PROBLEM DETAILS:
Pick out each line containing the string "Πάσσερο".

MATERIAL SUPPLIED:
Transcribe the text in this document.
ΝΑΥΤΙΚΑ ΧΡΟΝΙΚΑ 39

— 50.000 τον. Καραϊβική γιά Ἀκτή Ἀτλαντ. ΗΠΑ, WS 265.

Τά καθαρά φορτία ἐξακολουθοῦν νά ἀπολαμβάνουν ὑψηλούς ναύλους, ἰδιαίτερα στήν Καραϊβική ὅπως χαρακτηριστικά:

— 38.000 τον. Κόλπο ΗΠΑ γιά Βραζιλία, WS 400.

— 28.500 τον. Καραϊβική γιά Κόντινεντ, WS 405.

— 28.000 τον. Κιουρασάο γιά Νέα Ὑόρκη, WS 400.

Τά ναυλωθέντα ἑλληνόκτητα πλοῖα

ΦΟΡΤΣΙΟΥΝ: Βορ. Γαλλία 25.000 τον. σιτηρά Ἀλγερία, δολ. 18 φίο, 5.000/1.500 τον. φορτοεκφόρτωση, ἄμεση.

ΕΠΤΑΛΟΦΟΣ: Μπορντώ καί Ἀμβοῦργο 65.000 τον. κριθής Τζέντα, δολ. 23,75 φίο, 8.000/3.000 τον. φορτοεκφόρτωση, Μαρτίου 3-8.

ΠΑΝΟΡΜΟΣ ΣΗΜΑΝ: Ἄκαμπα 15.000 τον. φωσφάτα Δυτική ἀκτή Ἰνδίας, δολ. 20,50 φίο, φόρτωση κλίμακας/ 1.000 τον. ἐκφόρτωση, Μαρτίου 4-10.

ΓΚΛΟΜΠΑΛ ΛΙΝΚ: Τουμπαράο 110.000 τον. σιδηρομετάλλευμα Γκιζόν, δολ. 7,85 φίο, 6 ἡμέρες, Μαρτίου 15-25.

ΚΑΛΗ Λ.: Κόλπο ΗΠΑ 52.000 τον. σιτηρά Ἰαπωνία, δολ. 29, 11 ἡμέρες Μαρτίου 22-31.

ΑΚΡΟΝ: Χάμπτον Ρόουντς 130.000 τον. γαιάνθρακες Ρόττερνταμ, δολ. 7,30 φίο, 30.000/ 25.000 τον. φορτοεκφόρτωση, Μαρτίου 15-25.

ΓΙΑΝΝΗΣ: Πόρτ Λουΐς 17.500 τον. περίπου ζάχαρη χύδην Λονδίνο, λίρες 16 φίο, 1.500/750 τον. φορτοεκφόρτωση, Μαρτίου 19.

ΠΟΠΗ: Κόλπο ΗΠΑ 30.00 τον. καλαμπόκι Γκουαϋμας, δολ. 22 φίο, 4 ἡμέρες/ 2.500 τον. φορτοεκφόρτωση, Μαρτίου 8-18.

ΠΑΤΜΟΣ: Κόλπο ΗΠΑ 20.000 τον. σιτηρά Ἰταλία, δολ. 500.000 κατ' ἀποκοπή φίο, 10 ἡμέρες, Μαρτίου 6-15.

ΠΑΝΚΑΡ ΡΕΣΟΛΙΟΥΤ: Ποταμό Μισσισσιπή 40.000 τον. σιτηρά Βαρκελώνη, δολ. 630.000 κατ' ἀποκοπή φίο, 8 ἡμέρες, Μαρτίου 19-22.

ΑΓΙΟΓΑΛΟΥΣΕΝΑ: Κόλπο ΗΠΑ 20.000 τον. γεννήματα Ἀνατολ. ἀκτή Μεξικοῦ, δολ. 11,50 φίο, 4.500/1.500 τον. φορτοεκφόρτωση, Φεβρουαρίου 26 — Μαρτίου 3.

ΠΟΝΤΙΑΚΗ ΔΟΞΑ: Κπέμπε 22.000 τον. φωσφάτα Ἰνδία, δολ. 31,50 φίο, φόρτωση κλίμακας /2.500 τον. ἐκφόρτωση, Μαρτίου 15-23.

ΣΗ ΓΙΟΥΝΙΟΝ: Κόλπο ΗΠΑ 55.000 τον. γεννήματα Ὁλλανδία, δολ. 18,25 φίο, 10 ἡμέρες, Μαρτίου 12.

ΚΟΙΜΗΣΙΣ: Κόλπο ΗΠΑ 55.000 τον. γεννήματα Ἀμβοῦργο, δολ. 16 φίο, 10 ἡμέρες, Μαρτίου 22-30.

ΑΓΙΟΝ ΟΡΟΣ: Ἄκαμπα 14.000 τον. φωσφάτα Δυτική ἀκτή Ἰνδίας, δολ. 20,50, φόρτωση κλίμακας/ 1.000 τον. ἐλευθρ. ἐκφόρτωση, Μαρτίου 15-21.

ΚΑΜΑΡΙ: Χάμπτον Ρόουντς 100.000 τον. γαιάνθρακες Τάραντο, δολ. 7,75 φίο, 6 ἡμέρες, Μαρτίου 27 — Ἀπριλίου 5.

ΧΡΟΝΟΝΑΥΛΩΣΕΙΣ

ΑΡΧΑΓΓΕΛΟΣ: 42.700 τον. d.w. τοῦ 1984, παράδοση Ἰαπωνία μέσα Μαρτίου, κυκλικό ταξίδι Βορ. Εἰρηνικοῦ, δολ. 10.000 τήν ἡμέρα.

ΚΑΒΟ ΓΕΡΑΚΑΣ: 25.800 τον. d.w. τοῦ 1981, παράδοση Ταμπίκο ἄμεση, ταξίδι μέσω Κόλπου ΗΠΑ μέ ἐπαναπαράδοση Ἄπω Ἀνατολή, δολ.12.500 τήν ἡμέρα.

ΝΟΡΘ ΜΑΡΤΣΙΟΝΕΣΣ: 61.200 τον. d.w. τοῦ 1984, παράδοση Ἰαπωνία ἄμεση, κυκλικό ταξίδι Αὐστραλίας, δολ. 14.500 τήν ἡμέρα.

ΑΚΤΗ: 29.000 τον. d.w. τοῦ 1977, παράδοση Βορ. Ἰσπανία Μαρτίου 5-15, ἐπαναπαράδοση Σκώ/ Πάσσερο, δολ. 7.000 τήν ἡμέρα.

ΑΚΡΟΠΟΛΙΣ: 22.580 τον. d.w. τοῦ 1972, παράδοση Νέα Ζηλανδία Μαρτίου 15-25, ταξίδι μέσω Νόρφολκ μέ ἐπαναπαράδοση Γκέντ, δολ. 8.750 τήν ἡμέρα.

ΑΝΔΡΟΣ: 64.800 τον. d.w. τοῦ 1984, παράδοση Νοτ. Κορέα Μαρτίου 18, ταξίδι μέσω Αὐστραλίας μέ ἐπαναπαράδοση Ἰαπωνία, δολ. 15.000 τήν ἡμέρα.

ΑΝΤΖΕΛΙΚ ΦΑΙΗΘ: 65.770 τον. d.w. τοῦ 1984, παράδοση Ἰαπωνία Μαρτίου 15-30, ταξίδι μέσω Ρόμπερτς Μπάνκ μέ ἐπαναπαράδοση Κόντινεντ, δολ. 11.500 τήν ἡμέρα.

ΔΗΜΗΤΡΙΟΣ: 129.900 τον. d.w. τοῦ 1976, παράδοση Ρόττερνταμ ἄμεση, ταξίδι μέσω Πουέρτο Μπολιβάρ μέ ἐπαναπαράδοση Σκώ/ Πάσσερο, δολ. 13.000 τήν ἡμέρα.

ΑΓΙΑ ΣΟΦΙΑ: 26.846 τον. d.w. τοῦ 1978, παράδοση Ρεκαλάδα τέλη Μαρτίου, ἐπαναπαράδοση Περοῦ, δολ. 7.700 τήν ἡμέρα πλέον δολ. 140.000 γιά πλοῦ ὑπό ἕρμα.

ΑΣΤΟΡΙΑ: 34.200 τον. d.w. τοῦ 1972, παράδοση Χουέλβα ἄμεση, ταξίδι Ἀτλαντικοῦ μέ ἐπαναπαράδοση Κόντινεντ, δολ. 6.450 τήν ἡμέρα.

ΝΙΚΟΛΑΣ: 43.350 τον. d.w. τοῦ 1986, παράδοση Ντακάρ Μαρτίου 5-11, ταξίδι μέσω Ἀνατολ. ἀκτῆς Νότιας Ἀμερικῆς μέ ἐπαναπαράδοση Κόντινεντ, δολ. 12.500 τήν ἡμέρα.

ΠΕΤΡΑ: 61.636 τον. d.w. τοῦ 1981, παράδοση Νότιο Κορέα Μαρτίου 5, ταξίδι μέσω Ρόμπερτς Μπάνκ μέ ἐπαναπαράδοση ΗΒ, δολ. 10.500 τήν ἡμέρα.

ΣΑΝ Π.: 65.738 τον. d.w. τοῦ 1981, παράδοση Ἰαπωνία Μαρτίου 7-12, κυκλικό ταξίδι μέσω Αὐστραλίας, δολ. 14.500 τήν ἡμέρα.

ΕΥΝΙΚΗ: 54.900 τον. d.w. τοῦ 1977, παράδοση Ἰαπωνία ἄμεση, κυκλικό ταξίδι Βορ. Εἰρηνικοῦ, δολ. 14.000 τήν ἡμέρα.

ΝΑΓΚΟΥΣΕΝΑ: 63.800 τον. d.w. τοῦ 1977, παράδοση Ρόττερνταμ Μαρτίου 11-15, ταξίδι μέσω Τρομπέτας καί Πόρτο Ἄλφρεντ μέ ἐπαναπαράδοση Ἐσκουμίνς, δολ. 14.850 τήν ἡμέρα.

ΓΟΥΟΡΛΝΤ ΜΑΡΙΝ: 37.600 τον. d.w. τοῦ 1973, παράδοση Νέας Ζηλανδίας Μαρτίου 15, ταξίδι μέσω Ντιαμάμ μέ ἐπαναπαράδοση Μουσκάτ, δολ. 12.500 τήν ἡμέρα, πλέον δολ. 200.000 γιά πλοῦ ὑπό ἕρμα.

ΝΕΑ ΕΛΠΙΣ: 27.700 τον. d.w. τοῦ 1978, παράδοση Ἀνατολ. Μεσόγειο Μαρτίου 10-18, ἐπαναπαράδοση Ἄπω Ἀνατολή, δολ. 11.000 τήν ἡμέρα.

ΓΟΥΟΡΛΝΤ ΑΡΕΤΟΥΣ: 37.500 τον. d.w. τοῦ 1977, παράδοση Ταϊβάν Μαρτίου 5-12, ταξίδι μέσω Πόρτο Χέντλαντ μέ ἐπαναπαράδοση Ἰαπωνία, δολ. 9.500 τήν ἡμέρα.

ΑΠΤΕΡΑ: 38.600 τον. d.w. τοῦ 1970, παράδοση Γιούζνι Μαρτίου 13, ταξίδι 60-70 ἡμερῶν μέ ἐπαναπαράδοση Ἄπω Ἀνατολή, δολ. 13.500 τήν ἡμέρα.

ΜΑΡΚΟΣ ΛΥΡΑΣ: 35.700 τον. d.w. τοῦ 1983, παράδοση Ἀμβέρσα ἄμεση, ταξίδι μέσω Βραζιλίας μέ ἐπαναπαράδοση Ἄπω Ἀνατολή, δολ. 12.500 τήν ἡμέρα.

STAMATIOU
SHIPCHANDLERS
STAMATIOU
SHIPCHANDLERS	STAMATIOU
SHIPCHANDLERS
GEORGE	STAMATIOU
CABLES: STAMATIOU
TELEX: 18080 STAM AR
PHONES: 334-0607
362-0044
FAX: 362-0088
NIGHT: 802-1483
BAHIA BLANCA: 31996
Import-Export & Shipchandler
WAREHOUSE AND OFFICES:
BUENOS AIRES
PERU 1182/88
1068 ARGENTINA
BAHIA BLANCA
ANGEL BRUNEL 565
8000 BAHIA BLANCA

WRITTEN REPLY:
ΑΚΤΗ: 29.000 τον. d.w. τοῦ 1977, παράδοση Βορ. Ἰσπανία Μαρτίου 5-15, ἐπαναπαράδοση Σκώ/ Πάσσερο, δολ. 7.000 τήν ἡμέρα.
ΔΗΜΗΤΡΙΟΣ: 129.900 τον. d.w. τοῦ 1976, παράδοση Ρόττερνταμ ἄμεση, ταξίδι μέσω Πουέρτο Μπολιβάρ μέ ἐπαναπαράδοση Σκώ/ Πάσσερο, δολ. 13.000 τήν ἡμέρα.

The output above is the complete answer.